Exercise description: Each line containing the word "BAIRD" must be collected.

════════

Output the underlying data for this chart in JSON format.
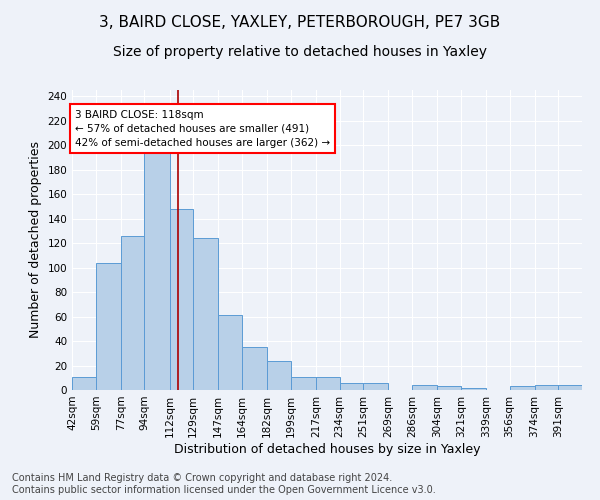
{
  "title": "3, BAIRD CLOSE, YAXLEY, PETERBOROUGH, PE7 3GB",
  "subtitle": "Size of property relative to detached houses in Yaxley",
  "xlabel": "Distribution of detached houses by size in Yaxley",
  "ylabel": "Number of detached properties",
  "bar_edges": [
    42,
    59,
    77,
    94,
    112,
    129,
    147,
    164,
    182,
    199,
    217,
    234,
    251,
    269,
    286,
    304,
    321,
    339,
    356,
    374,
    391
  ],
  "bar_heights": [
    11,
    104,
    126,
    199,
    148,
    124,
    61,
    35,
    24,
    11,
    11,
    6,
    6,
    0,
    4,
    3,
    2,
    0,
    3,
    4,
    4
  ],
  "bar_color": "#b8d0e8",
  "bar_edge_color": "#5b9bd5",
  "property_line_x": 118,
  "annotation_text": "3 BAIRD CLOSE: 118sqm\n← 57% of detached houses are smaller (491)\n42% of semi-detached houses are larger (362) →",
  "annotation_box_color": "white",
  "annotation_box_edge": "red",
  "vline_color": "#aa0000",
  "ylim": [
    0,
    245
  ],
  "yticks": [
    0,
    20,
    40,
    60,
    80,
    100,
    120,
    140,
    160,
    180,
    200,
    220,
    240
  ],
  "tick_labels": [
    "42sqm",
    "59sqm",
    "77sqm",
    "94sqm",
    "112sqm",
    "129sqm",
    "147sqm",
    "164sqm",
    "182sqm",
    "199sqm",
    "217sqm",
    "234sqm",
    "251sqm",
    "269sqm",
    "286sqm",
    "304sqm",
    "321sqm",
    "339sqm",
    "356sqm",
    "374sqm",
    "391sqm"
  ],
  "footer_line1": "Contains HM Land Registry data © Crown copyright and database right 2024.",
  "footer_line2": "Contains public sector information licensed under the Open Government Licence v3.0.",
  "bg_color": "#eef2f9",
  "grid_color": "white",
  "title_fontsize": 11,
  "subtitle_fontsize": 10,
  "axis_label_fontsize": 9,
  "tick_fontsize": 7.5,
  "footer_fontsize": 7,
  "fig_width": 6.0,
  "fig_height": 5.0,
  "fig_dpi": 100
}
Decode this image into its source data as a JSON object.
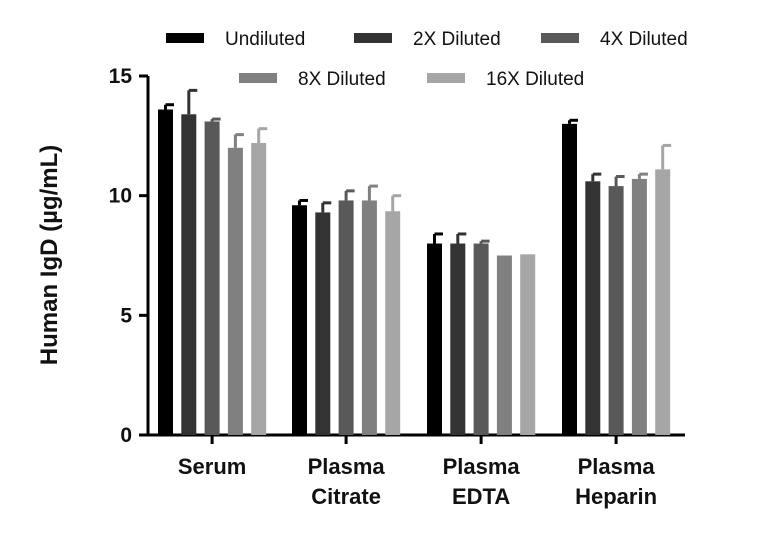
{
  "chart_data": {
    "type": "bar",
    "title": "",
    "xlabel": "",
    "ylabel": "Human IgD (µg/mL)",
    "ylim": [
      0,
      15
    ],
    "yticks": [
      0,
      5,
      10,
      15
    ],
    "categories": [
      [
        "Serum"
      ],
      [
        "Plasma",
        "Citrate"
      ],
      [
        "Plasma",
        "EDTA"
      ],
      [
        "Plasma",
        "Heparin"
      ]
    ],
    "series": [
      {
        "name": "Undiluted",
        "color": "#000000",
        "values": [
          13.6,
          9.6,
          8.0,
          13.0
        ],
        "errors": [
          0.2,
          0.2,
          0.4,
          0.15
        ]
      },
      {
        "name": "2X Diluted",
        "color": "#333333",
        "values": [
          13.4,
          9.3,
          8.0,
          10.6
        ],
        "errors": [
          1.0,
          0.4,
          0.4,
          0.3
        ]
      },
      {
        "name": "4X Diluted",
        "color": "#595959",
        "values": [
          13.1,
          9.8,
          8.0,
          10.4
        ],
        "errors": [
          0.1,
          0.4,
          0.1,
          0.4
        ]
      },
      {
        "name": "8X Diluted",
        "color": "#808080",
        "values": [
          12.0,
          9.8,
          7.5,
          10.7
        ],
        "errors": [
          0.55,
          0.6,
          0.0,
          0.2
        ]
      },
      {
        "name": "16X Diluted",
        "color": "#a6a6a6",
        "values": [
          12.2,
          9.35,
          7.55,
          11.1
        ],
        "errors": [
          0.6,
          0.65,
          0.0,
          1.0
        ]
      }
    ],
    "legend_position": "top",
    "grid": false
  }
}
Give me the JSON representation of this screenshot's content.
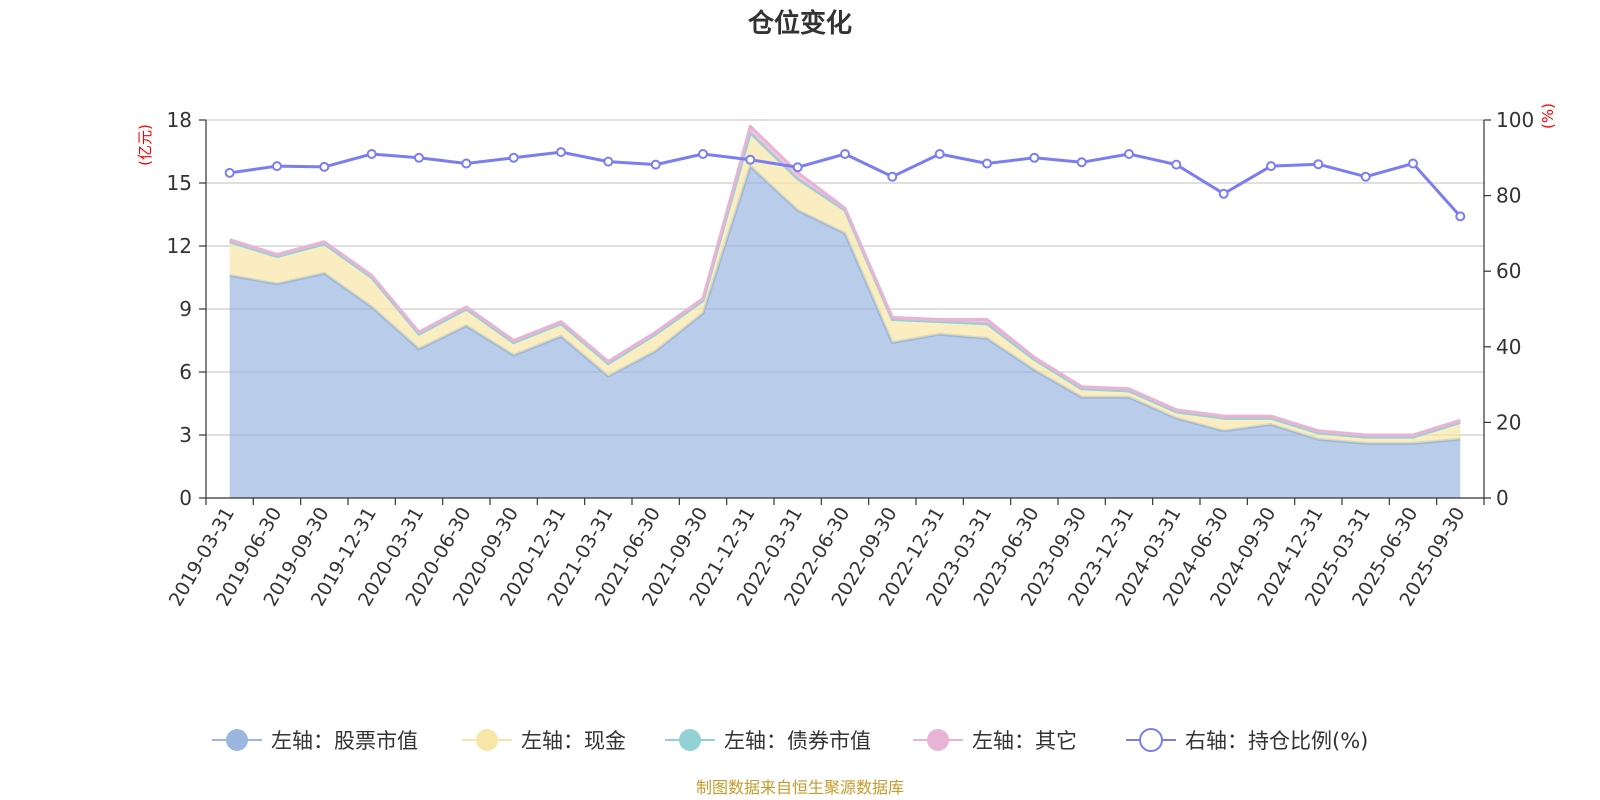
{
  "chart_data": {
    "type": "area",
    "title": "仓位变化",
    "left_axis": {
      "unit": "(亿元)",
      "ylim": [
        0,
        18
      ],
      "ticks": [
        0,
        3,
        6,
        9,
        12,
        15,
        18
      ]
    },
    "right_axis": {
      "unit": "(%)",
      "ylim": [
        0,
        100
      ],
      "ticks": [
        0,
        20,
        40,
        60,
        80,
        100
      ]
    },
    "categories": [
      "2019-03-31",
      "2019-06-30",
      "2019-09-30",
      "2019-12-31",
      "2020-03-31",
      "2020-06-30",
      "2020-09-30",
      "2020-12-31",
      "2021-03-31",
      "2021-06-30",
      "2021-09-30",
      "2021-12-31",
      "2022-03-31",
      "2022-06-30",
      "2022-09-30",
      "2022-12-31",
      "2023-03-31",
      "2023-06-30",
      "2023-09-30",
      "2023-12-31",
      "2024-03-31",
      "2024-06-30",
      "2024-09-30",
      "2024-12-31",
      "2025-03-31",
      "2025-06-30",
      "2025-09-30"
    ],
    "series": [
      {
        "name": "左轴：股票市值",
        "axis": "left",
        "color": "#9bb7e0",
        "values": [
          10.6,
          10.2,
          10.7,
          9.1,
          7.1,
          8.2,
          6.8,
          7.7,
          5.8,
          7.0,
          8.8,
          15.8,
          13.7,
          12.6,
          7.4,
          7.8,
          7.6,
          6.1,
          4.8,
          4.8,
          3.8,
          3.2,
          3.5,
          2.8,
          2.6,
          2.6,
          2.8
        ]
      },
      {
        "name": "左轴：现金",
        "axis": "left",
        "color": "#f7e6a6",
        "values": [
          1.6,
          1.3,
          1.4,
          1.4,
          0.7,
          0.8,
          0.6,
          0.6,
          0.6,
          0.8,
          0.6,
          1.6,
          1.5,
          1.1,
          1.1,
          0.6,
          0.7,
          0.5,
          0.4,
          0.3,
          0.3,
          0.6,
          0.3,
          0.3,
          0.3,
          0.3,
          0.8
        ]
      },
      {
        "name": "左轴：债券市值",
        "axis": "left",
        "color": "#93d2d4",
        "values": [
          0,
          0,
          0,
          0,
          0,
          0,
          0,
          0,
          0,
          0,
          0,
          0,
          0,
          0,
          0,
          0,
          0,
          0,
          0,
          0,
          0,
          0,
          0,
          0,
          0,
          0,
          0
        ]
      },
      {
        "name": "左轴：其它",
        "axis": "left",
        "color": "#e9b3d6",
        "values": [
          0.1,
          0.1,
          0.1,
          0.1,
          0.1,
          0.1,
          0.1,
          0.1,
          0.1,
          0.1,
          0.1,
          0.3,
          0.3,
          0.1,
          0.1,
          0.1,
          0.2,
          0.1,
          0.1,
          0.1,
          0.1,
          0.1,
          0.1,
          0.1,
          0.1,
          0.1,
          0.1
        ]
      },
      {
        "name": "右轴：持仓比例(%)",
        "axis": "right",
        "color": "#7b7ef0",
        "values": [
          86,
          87.8,
          87.6,
          91,
          90,
          88.5,
          90,
          91.5,
          89,
          88.2,
          91,
          89.5,
          87.5,
          91,
          85,
          91,
          88.5,
          90,
          88.8,
          91,
          88.2,
          80.5,
          87.8,
          88.3,
          85,
          88.5,
          74.5
        ]
      }
    ],
    "legend_position": "bottom",
    "grid": true
  },
  "source_note": "制图数据来自恒生聚源数据库"
}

════════

Solution below:
  "title": "3, BAIRD CLOSE, YAXLEY, PETERBOROUGH, PE7 3GB",
  "annotation_text": "3 BAIRD CLOSE: 118sqm\n← 57% of detached houses are smaller (491)\n42% of semi-detached houses are larger (362) →",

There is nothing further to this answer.